SUPPLIED ENTRIES →

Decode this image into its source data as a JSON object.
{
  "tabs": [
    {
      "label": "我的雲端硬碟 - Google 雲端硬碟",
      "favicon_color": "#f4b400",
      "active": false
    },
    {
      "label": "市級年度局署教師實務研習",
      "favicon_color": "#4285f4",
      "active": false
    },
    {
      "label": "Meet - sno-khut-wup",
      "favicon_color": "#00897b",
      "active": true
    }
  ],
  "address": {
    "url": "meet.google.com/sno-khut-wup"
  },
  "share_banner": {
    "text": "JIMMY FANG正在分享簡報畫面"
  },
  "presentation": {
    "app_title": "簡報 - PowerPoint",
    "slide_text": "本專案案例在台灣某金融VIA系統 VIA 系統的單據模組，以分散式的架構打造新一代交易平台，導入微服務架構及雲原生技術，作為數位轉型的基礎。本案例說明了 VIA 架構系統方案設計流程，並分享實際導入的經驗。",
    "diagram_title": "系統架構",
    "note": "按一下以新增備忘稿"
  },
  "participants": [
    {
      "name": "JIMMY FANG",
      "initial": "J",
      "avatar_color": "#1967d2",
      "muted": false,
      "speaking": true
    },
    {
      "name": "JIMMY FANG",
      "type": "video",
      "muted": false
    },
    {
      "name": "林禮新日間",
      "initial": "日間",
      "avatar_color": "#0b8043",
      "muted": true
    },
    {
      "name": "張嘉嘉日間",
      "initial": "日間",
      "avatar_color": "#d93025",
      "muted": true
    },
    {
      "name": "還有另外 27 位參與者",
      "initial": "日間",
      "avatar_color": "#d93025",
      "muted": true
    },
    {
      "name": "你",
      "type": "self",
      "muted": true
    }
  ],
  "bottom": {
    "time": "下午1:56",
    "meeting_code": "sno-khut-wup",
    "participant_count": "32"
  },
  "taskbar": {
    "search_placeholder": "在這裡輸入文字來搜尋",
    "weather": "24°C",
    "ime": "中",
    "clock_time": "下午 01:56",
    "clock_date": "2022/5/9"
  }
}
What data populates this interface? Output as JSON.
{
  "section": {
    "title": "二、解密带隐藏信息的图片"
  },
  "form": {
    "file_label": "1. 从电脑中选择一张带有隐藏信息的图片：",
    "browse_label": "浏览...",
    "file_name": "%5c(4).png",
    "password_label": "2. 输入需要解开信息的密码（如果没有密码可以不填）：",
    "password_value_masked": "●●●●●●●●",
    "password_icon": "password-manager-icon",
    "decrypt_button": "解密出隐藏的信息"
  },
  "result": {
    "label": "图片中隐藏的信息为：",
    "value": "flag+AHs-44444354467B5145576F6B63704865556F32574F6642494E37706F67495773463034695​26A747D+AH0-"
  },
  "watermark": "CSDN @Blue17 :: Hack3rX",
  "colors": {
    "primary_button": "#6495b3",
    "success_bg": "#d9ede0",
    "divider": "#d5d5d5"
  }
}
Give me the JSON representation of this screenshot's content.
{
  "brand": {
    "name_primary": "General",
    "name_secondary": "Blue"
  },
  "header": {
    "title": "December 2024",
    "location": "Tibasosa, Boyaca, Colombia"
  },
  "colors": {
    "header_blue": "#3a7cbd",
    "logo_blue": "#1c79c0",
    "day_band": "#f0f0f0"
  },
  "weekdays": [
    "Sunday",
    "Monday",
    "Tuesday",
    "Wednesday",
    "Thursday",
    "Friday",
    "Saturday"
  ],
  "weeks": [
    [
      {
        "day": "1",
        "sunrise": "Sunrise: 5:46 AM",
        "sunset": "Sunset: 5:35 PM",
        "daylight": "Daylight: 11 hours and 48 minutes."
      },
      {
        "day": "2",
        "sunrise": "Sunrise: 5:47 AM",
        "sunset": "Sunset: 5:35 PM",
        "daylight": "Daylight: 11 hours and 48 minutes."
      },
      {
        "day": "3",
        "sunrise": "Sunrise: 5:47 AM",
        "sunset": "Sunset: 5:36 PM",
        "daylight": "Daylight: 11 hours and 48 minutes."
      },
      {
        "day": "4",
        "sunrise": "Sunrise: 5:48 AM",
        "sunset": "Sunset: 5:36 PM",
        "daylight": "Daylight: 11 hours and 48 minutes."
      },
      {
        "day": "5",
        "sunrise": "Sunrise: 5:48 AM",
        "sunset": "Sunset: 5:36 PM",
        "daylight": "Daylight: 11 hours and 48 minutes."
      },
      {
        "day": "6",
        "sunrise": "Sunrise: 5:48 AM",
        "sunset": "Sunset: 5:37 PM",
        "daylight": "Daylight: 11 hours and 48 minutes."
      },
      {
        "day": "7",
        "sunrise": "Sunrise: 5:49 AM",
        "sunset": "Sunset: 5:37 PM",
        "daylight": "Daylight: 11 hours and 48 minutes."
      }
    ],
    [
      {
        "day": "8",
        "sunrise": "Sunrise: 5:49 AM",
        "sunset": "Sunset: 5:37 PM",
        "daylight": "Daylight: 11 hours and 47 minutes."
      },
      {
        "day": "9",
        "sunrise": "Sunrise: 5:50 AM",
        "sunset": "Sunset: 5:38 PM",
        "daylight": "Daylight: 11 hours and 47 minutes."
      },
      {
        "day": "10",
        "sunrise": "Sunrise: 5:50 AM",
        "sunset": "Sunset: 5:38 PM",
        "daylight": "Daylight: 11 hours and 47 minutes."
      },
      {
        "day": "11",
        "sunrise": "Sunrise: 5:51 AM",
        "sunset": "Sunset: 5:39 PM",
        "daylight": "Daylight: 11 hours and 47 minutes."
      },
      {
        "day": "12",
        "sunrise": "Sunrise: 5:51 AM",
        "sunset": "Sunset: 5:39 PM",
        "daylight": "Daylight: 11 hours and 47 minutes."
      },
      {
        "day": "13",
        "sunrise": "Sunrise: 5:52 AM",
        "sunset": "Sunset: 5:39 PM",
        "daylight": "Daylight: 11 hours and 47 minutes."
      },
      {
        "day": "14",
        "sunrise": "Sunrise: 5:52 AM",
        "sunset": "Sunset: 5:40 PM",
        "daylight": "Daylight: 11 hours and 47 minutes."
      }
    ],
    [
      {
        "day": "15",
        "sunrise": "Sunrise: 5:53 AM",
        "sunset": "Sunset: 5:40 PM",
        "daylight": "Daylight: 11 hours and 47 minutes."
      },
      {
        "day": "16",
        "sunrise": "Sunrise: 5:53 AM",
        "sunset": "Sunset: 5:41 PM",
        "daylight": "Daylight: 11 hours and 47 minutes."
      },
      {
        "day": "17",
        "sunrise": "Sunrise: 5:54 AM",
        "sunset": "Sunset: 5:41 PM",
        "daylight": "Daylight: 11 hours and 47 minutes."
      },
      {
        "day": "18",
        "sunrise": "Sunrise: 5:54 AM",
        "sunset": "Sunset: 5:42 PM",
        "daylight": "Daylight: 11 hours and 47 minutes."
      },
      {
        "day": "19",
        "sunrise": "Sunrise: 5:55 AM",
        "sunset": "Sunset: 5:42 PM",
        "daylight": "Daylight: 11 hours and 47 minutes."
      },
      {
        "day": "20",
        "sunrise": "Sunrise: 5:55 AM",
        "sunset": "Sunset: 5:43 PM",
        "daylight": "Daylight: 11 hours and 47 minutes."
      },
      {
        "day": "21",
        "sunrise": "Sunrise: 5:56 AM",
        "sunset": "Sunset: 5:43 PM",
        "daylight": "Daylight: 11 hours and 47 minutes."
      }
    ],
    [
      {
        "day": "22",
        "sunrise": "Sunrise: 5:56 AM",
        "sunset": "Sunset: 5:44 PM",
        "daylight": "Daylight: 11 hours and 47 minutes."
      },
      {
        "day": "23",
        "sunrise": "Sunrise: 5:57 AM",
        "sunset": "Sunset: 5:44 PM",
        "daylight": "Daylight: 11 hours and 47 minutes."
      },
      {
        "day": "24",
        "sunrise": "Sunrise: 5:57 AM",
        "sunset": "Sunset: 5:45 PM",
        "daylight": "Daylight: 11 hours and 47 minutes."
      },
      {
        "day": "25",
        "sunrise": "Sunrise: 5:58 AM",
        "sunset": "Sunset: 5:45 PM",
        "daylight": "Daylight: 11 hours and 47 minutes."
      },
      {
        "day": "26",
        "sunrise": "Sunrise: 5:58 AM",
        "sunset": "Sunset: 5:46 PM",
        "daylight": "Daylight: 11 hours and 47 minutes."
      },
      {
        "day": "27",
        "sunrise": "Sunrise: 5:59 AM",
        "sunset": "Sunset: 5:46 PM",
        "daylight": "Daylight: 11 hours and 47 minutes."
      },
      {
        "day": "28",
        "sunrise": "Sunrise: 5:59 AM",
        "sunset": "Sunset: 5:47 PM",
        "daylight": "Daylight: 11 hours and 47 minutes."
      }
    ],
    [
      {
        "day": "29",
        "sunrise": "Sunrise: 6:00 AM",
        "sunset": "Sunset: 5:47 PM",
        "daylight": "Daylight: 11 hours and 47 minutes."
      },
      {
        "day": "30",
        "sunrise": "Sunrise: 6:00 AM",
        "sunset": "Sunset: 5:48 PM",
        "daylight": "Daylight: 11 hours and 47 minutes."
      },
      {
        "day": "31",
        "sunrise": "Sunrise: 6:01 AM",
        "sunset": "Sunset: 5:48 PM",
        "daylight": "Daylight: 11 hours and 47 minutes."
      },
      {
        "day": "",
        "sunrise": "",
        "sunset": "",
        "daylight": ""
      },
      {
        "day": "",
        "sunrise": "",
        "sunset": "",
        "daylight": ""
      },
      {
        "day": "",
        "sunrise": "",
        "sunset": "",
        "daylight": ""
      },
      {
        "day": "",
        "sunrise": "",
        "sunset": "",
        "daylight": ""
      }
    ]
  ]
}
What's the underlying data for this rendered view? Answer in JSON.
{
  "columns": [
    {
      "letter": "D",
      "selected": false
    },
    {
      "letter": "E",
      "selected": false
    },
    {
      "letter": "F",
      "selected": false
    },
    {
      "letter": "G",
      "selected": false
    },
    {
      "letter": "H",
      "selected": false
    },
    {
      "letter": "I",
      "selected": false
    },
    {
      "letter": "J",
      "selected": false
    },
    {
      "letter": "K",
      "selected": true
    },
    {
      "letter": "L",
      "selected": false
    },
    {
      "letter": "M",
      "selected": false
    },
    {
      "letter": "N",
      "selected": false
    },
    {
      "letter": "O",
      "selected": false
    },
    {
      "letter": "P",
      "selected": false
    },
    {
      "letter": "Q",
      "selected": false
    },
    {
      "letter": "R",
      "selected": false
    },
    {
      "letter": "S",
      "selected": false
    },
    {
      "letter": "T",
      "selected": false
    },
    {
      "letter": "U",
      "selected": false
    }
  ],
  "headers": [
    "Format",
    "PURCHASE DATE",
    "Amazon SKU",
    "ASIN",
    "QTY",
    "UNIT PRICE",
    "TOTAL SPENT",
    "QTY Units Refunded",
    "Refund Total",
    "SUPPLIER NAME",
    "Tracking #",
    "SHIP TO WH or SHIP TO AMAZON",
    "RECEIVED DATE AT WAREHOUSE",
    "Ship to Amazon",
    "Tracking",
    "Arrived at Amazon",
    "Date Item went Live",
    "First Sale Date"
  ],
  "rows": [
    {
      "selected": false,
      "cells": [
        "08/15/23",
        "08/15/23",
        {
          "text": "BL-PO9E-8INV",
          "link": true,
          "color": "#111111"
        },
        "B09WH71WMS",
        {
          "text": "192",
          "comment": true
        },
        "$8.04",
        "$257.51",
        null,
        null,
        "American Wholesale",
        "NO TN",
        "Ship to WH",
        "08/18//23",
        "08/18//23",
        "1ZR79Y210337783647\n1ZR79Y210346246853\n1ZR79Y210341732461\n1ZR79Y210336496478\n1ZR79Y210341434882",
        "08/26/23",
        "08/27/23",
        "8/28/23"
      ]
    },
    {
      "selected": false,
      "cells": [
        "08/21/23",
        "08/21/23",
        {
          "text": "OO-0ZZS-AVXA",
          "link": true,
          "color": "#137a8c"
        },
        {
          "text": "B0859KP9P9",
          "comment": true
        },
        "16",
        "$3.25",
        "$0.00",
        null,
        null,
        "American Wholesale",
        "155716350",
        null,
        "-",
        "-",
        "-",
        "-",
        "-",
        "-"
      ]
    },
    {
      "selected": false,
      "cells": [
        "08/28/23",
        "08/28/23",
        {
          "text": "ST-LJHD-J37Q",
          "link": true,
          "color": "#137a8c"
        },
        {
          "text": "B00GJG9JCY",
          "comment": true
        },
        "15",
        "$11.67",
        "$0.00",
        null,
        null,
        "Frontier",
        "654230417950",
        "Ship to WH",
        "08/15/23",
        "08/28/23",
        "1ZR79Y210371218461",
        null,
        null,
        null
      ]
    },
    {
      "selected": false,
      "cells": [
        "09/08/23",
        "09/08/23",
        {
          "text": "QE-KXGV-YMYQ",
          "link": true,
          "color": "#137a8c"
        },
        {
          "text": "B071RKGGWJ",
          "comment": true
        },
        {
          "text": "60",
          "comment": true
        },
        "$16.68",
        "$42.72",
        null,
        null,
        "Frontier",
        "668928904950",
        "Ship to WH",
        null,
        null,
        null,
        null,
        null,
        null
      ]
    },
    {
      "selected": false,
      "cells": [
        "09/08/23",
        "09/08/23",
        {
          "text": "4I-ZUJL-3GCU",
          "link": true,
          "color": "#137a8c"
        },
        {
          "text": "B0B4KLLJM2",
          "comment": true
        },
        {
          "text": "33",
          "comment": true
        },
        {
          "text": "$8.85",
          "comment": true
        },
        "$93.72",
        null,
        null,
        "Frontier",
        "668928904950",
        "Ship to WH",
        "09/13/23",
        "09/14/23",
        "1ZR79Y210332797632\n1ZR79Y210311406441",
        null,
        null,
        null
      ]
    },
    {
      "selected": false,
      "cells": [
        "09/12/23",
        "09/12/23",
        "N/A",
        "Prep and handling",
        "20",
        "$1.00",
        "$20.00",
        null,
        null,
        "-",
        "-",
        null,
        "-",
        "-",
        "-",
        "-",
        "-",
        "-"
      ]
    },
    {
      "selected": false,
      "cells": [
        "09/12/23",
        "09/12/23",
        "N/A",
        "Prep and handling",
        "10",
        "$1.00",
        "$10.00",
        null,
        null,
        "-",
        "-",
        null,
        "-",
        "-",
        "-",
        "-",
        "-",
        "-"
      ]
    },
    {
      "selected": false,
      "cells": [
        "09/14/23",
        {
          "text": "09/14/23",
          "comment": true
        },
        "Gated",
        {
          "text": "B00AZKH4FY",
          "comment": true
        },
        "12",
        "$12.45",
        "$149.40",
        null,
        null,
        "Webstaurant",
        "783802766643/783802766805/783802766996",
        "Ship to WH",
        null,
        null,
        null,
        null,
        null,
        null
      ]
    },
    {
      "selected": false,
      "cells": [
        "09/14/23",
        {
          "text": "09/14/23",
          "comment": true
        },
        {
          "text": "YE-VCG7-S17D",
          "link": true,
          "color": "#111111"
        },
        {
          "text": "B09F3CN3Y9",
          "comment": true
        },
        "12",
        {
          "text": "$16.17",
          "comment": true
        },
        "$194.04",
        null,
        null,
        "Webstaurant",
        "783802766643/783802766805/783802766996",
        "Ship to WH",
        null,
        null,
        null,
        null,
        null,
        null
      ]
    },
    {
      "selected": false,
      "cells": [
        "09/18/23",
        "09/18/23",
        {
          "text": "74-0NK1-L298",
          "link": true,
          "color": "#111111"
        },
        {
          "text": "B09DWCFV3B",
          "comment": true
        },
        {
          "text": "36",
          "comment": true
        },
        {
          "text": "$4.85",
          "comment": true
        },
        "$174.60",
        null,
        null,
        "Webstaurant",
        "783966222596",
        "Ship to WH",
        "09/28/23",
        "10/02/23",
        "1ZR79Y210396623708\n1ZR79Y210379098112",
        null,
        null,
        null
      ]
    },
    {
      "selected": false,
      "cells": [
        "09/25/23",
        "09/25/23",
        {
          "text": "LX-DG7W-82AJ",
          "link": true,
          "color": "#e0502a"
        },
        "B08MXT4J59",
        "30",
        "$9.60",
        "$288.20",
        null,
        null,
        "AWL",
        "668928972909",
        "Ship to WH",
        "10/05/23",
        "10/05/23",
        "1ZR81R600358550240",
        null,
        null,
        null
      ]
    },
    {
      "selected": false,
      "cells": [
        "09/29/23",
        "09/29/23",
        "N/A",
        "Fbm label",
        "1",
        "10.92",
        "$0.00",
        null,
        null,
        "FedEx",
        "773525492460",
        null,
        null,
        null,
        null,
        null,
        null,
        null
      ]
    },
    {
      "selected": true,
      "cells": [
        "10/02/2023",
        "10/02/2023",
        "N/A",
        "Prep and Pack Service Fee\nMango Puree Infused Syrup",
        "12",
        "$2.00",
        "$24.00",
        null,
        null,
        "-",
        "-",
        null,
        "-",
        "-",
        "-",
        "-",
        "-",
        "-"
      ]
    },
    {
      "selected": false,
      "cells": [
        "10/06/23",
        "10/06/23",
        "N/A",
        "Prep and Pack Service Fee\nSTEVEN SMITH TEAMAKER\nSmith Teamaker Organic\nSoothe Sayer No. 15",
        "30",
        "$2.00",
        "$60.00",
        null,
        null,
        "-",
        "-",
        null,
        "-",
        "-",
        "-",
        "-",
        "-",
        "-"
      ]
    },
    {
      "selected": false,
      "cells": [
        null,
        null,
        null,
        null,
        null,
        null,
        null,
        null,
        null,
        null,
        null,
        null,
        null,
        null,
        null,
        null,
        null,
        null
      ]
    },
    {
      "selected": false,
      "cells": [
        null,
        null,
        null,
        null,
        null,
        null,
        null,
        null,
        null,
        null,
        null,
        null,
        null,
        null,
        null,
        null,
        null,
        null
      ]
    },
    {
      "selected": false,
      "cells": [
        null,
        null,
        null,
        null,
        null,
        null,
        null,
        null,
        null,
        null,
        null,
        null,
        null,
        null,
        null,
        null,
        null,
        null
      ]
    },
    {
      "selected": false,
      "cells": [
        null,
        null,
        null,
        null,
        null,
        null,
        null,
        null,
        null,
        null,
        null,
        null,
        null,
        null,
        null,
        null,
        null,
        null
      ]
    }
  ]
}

WHAT IS ASKED →
The word "khut" appears in how many lines of the data? Answer with only the number.

SOLUTION TO THE EXERCISE →
3